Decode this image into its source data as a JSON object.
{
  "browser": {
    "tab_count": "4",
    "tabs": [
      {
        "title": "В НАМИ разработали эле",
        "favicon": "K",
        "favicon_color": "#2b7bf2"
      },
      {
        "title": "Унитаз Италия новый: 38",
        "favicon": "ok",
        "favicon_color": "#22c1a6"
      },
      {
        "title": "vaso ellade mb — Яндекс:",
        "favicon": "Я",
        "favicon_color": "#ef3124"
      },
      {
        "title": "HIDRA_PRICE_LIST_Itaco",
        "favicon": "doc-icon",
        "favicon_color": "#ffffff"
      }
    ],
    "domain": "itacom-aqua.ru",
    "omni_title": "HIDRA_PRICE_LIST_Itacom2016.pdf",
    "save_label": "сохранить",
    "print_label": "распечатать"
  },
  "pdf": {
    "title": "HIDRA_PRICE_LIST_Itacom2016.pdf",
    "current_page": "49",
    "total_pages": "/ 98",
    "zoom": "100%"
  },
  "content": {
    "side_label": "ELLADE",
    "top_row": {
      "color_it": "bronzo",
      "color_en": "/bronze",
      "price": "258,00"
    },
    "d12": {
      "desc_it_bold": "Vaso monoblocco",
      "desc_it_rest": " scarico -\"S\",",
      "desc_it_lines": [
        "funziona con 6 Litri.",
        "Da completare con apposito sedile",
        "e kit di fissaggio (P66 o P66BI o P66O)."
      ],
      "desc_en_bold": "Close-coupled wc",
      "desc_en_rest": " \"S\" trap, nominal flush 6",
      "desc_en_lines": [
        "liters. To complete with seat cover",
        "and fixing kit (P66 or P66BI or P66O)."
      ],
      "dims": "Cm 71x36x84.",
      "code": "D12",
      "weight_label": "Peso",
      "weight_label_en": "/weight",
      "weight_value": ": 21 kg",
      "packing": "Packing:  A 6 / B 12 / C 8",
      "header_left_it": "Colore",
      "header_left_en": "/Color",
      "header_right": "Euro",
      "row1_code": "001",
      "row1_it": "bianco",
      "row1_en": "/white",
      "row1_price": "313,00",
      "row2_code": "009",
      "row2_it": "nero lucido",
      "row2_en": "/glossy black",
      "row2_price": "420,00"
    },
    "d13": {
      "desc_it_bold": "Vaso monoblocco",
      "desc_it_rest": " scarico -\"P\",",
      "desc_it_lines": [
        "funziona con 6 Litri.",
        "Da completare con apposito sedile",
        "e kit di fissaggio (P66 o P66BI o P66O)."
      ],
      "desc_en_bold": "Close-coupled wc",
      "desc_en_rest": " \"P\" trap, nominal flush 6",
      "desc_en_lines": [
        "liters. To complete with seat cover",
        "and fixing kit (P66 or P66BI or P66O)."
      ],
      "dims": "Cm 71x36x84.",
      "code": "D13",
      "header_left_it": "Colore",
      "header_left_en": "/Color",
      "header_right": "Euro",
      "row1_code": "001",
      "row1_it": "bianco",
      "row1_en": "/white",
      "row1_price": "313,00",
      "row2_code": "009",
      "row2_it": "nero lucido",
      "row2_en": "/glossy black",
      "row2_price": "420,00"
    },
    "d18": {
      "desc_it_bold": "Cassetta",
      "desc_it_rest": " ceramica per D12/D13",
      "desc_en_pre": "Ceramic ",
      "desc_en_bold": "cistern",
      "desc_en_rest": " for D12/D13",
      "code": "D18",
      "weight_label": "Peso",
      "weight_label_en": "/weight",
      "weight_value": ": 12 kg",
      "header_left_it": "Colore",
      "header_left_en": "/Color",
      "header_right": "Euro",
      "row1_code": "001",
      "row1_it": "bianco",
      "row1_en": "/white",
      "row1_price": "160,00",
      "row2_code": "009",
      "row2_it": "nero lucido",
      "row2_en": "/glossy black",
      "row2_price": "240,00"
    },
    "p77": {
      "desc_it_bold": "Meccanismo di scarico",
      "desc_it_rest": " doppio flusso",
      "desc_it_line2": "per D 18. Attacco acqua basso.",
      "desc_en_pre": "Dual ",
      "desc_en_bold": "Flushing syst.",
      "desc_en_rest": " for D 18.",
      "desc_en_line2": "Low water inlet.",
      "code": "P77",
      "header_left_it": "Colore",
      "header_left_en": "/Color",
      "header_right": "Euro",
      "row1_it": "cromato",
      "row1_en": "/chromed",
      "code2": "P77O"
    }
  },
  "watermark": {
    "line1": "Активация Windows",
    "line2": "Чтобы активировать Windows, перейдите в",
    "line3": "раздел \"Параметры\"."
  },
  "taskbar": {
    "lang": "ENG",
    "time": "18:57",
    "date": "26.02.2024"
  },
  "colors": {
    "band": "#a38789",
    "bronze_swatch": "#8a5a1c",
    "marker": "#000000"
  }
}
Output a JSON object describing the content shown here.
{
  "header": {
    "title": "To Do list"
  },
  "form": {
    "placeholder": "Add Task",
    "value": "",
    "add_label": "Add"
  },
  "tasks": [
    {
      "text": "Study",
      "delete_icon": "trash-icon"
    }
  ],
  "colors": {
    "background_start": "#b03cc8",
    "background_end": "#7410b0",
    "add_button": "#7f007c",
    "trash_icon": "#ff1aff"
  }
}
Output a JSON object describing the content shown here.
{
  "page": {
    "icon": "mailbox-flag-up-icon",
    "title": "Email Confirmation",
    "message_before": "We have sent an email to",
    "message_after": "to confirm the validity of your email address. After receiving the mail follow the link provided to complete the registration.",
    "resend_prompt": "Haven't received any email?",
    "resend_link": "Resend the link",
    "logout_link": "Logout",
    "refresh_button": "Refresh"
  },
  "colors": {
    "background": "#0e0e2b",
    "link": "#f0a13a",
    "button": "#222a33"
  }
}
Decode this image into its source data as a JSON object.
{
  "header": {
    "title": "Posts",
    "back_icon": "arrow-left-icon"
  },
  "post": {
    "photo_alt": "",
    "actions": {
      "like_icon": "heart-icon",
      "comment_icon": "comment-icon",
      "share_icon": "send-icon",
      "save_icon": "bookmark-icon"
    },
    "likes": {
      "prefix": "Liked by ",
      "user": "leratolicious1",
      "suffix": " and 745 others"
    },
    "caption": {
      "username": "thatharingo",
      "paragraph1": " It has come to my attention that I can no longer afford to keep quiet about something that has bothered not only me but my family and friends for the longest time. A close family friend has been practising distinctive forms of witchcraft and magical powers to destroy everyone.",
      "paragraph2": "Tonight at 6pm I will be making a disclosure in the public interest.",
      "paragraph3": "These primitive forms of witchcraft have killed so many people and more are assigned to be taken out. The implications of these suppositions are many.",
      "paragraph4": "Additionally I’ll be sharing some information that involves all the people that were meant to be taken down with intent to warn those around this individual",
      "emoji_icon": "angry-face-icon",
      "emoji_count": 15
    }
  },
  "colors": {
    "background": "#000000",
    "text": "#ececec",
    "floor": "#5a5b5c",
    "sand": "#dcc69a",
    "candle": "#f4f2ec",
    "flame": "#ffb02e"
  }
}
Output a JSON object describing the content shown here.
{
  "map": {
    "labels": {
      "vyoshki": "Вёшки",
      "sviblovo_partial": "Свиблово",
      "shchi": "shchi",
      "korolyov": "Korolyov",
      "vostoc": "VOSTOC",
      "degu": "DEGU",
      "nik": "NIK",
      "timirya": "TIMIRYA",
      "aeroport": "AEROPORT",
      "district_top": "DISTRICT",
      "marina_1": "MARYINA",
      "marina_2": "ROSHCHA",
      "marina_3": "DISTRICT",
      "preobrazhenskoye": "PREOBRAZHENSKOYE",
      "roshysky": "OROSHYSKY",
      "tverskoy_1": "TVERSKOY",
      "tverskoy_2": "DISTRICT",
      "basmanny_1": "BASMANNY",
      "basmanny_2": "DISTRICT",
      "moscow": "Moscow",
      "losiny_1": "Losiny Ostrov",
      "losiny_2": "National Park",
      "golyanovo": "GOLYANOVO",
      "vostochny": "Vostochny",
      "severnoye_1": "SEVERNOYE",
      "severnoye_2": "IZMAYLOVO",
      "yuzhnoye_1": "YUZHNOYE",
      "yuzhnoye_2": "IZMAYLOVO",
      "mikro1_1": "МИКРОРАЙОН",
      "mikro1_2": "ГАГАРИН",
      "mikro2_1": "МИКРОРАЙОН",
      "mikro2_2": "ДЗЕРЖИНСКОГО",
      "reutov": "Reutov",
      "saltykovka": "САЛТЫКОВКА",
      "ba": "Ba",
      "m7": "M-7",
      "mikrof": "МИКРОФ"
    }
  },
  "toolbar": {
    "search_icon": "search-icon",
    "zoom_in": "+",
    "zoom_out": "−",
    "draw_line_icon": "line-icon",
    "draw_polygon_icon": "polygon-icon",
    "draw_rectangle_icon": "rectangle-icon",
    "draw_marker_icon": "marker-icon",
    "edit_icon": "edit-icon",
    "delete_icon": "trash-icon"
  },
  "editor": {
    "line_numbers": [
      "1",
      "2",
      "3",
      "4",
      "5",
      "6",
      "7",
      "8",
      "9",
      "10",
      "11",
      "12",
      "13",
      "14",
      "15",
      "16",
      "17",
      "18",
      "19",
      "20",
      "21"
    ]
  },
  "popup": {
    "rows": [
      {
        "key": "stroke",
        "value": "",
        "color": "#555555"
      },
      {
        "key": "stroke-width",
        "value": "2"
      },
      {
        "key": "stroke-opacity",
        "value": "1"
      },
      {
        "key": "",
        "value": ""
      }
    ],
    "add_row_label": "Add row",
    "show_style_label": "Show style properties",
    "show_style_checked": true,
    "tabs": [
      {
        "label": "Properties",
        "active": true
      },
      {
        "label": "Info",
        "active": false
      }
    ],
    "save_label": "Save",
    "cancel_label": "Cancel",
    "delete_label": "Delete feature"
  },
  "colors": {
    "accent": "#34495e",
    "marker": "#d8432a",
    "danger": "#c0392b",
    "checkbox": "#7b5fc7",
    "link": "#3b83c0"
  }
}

■ WORK TO BE COMPLETED:
Take each line of the material that contains the word "time" and list it.

■ SOLUTION FOR THIS TASK:
    "time": "18:57",
      "paragraph1": " It has come to my attention that I can no longer afford to keep quiet about something that has bothered not only me but my family and friends for the longest time. A close family friend has been practising distinctive forms of witchcraft and magical powers to destroy everyone.",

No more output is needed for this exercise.